╭─ Raw data
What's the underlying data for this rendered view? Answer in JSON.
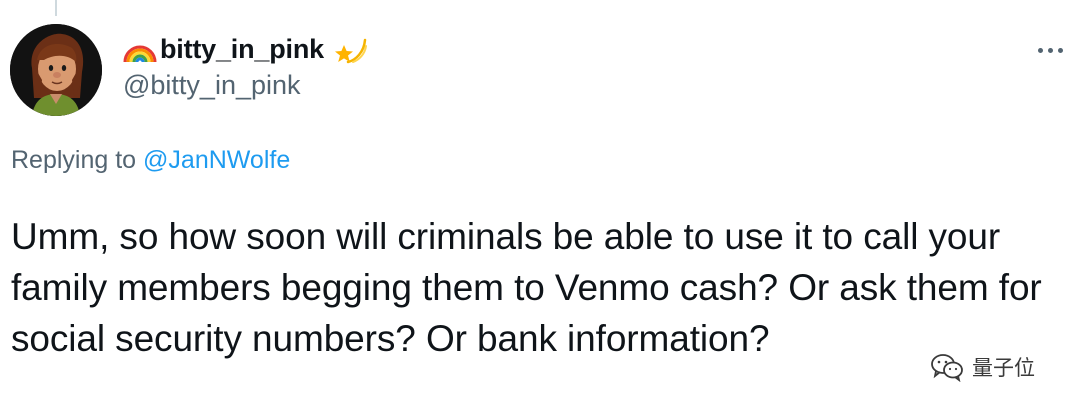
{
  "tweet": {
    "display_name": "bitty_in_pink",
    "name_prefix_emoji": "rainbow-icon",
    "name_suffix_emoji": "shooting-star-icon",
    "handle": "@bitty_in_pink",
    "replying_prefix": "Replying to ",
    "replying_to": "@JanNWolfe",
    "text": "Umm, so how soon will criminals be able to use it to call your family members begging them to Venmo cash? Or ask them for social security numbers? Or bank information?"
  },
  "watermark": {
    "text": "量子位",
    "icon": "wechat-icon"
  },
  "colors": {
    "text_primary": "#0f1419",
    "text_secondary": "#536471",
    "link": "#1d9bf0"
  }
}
╰─
Check each line above for "icon" and return the ones that have it.

| Completed task |
    "name_prefix_emoji": "rainbow-icon",
    "name_suffix_emoji": "shooting-star-icon",
    "icon": "wechat-icon"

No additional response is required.